What is required
Gather the lines below that include the string "screenshot", copying each in full.

Records excerpted from a collection:
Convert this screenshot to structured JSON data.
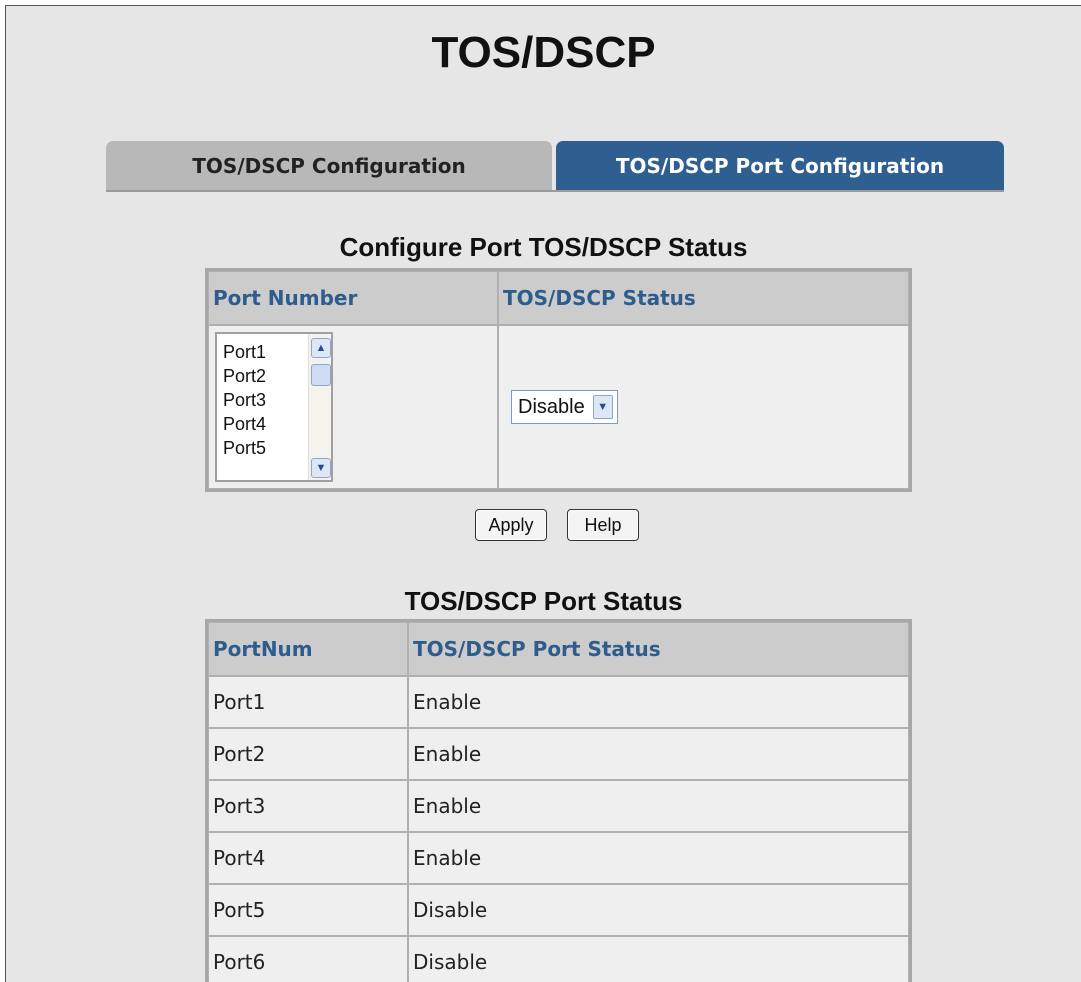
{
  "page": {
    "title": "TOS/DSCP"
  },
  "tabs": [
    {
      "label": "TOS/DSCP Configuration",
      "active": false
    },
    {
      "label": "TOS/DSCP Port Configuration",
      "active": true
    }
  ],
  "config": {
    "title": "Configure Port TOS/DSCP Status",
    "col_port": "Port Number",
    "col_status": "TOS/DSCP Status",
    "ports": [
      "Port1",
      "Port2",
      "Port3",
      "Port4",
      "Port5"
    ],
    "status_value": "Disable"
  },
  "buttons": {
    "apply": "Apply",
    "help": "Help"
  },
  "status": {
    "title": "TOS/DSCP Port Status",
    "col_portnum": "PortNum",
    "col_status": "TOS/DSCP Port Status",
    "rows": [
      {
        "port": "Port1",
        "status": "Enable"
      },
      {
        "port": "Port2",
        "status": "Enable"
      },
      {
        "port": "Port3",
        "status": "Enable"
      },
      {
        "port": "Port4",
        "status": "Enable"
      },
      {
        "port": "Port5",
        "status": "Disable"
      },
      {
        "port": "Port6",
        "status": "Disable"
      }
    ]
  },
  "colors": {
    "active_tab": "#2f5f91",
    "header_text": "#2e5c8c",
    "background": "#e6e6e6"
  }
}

--

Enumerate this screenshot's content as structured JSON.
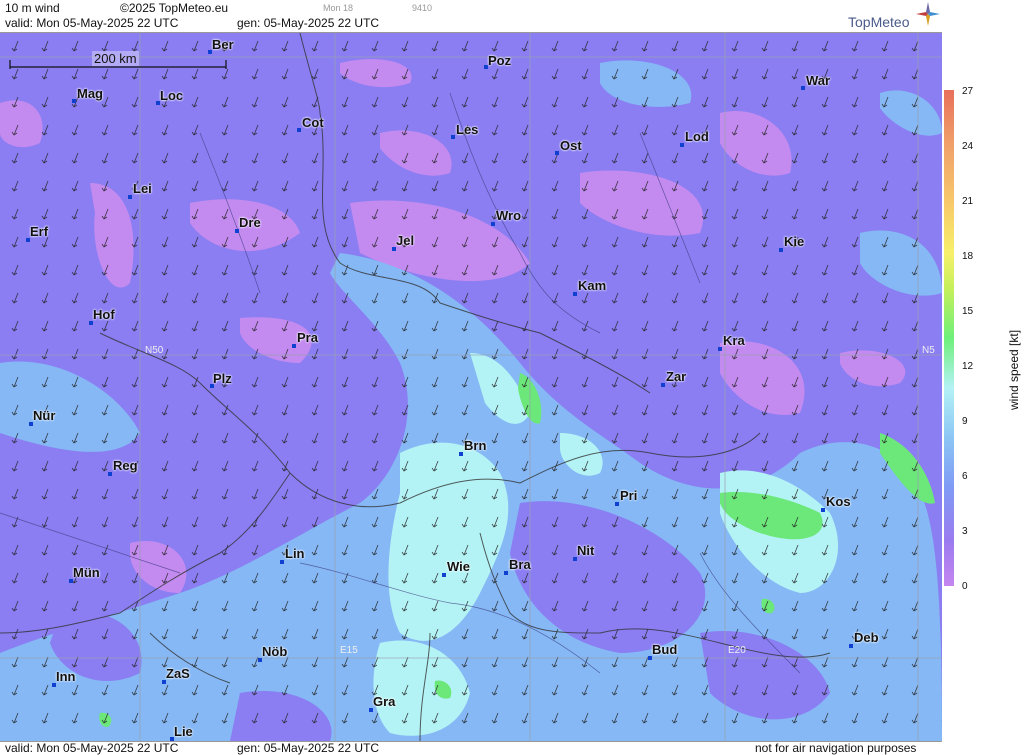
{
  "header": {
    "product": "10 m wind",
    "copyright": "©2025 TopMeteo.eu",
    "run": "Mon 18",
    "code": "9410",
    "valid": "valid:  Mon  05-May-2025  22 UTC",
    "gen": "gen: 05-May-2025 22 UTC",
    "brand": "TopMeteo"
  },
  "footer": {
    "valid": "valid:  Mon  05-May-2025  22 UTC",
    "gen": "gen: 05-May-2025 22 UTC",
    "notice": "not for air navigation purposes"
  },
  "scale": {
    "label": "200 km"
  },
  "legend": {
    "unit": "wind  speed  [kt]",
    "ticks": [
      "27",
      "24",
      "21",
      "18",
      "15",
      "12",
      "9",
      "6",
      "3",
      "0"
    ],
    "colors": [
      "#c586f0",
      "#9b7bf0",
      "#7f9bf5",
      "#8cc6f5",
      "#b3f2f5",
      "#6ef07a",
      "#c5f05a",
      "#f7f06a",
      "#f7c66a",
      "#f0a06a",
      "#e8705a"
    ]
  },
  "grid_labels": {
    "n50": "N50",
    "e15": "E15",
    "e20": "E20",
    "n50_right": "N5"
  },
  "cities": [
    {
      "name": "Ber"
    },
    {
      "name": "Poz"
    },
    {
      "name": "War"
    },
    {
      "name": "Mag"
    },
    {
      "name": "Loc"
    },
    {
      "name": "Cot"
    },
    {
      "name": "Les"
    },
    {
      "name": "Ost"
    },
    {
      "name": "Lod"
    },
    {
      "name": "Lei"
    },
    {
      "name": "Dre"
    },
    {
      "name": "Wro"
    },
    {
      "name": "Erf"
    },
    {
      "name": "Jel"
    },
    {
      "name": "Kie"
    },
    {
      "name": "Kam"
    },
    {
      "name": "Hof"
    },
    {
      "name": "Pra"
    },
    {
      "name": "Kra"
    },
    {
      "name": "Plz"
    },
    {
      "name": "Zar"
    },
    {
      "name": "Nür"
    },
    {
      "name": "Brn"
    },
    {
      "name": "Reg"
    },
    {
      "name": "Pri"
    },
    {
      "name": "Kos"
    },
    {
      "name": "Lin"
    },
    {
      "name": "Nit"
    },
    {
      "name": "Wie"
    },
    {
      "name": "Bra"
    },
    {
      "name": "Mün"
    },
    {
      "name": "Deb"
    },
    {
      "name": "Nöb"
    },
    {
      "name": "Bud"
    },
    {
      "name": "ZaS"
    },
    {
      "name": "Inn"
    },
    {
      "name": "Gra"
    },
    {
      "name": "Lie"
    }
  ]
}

Answer to this exercise
Convert this screenshot to structured JSON data.
Enumerate this screenshot's content as structured JSON.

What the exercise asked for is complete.